#### [What you are asked to do]
Faithfully return all lines, omitting every embedded picture.

#### [Listed entries]
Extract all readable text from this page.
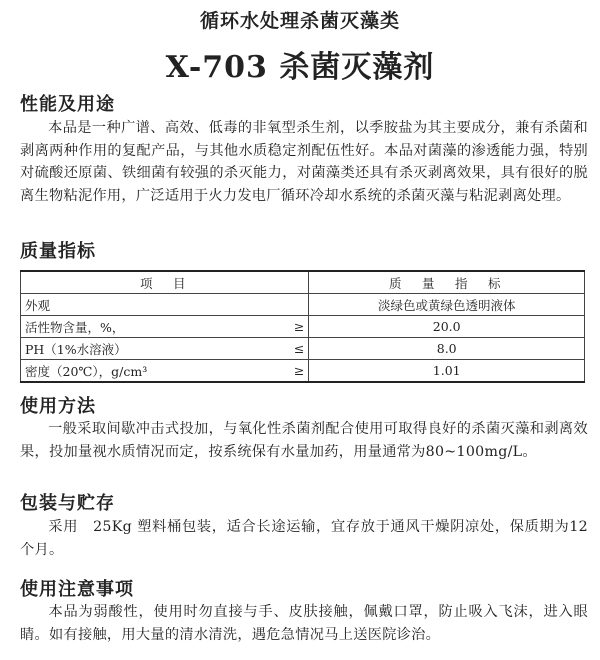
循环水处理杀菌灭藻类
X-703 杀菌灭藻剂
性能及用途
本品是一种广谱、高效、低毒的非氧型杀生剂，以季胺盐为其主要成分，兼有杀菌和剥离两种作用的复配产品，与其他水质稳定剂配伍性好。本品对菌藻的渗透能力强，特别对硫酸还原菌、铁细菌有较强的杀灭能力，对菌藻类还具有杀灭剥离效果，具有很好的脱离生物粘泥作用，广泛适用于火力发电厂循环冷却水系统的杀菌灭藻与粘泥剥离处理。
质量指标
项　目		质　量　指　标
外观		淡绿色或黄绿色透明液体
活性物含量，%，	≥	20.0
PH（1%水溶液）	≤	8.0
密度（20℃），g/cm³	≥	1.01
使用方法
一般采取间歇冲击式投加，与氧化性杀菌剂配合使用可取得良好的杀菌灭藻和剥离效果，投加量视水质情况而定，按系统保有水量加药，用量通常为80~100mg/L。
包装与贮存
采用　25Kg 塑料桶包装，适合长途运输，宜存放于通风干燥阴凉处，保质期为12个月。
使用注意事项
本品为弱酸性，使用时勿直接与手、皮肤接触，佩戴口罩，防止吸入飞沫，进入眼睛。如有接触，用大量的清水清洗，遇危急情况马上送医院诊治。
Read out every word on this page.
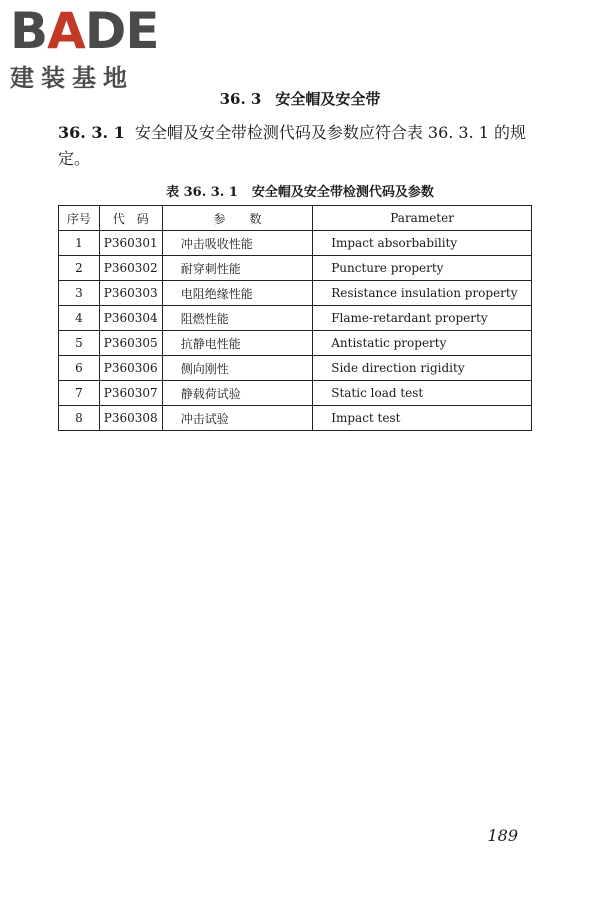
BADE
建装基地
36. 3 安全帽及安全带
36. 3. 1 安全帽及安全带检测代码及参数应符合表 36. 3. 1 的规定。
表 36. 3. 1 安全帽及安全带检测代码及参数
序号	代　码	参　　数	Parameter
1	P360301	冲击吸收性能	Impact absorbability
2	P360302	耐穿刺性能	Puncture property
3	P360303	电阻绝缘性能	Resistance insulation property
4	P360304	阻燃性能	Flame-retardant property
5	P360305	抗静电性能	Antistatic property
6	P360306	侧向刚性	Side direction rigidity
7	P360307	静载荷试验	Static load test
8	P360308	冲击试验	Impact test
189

#### [Complete output]
Extract all readable text from this page.
循环水处理杀菌灭藻类
X-703 杀菌灭藻剂
性能及用途
本品是一种广谱、高效、低毒的非氧型杀生剂，以季胺盐为其主要成分，兼有杀菌和剥离两种作用的复配产品，与其他水质稳定剂配伍性好。本品对菌藻的渗透能力强，特别对硫酸还原菌、铁细菌有较强的杀灭能力，对菌藻类还具有杀灭剥离效果，具有很好的脱离生物粘泥作用，广泛适用于火力发电厂循环冷却水系统的杀菌灭藻与粘泥剥离处理。
质量指标
项　目		质　量　指　标
外观		淡绿色或黄绿色透明液体
活性物含量，%，	≥	20.0
PH（1%水溶液）	≤	8.0
密度（20℃），g/cm³	≥	1.01
使用方法
一般采取间歇冲击式投加，与氧化性杀菌剂配合使用可取得良好的杀菌灭藻和剥离效果，投加量视水质情况而定，按系统保有水量加药，用量通常为80~100mg/L。
包装与贮存
采用　25Kg 塑料桶包装，适合长途运输，宜存放于通风干燥阴凉处，保质期为12个月。
使用注意事项
本品为弱酸性，使用时勿直接与手、皮肤接触，佩戴口罩，防止吸入飞沫，进入眼睛。如有接触，用大量的清水清洗，遇危急情况马上送医院诊治。
Read out every word on this page.
BADE
建装基地
36. 3 安全帽及安全带
36. 3. 1 安全帽及安全带检测代码及参数应符合表 36. 3. 1 的规定。
表 36. 3. 1 安全帽及安全带检测代码及参数
序号	代　码	参　　数	Parameter
1	P360301	冲击吸收性能	Impact absorbability
2	P360302	耐穿刺性能	Puncture property
3	P360303	电阻绝缘性能	Resistance insulation property
4	P360304	阻燃性能	Flame-retardant property
5	P360305	抗静电性能	Antistatic property
6	P360306	侧向刚性	Side direction rigidity
7	P360307	静载荷试验	Static load test
8	P360308	冲击试验	Impact test
189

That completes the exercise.